*SET PROBLEM*:
Write out the material again exactly, please, and omit the pictures.

-- Start of INPUT FOR THIS TASK --

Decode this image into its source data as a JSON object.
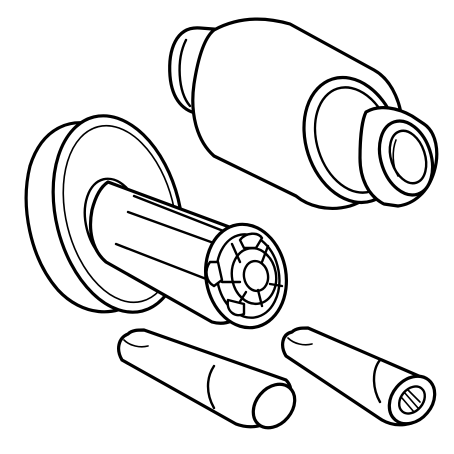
{
  "drawing": {
    "style": "black line-art exploded parts illustration",
    "line_color": "#000000",
    "background_color": "#ffffff",
    "parts": [
      "stepped-cylinder-bushing",
      "flanged-slotted-sleeve",
      "tapered-pin-left",
      "tapered-pin-right"
    ]
  }
}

-- End of INPUT FOR THIS TASK --

*TASK SOLUTION*:
Decode this image into its source data as a JSON object.
{
  "drawing": {
    "style": "black line-art exploded parts illustration",
    "line_color": "#000000",
    "background_color": "#ffffff",
    "parts": [
      "stepped-cylinder-bushing",
      "flanged-slotted-sleeve",
      "tapered-pin-left",
      "tapered-pin-right"
    ]
  }
}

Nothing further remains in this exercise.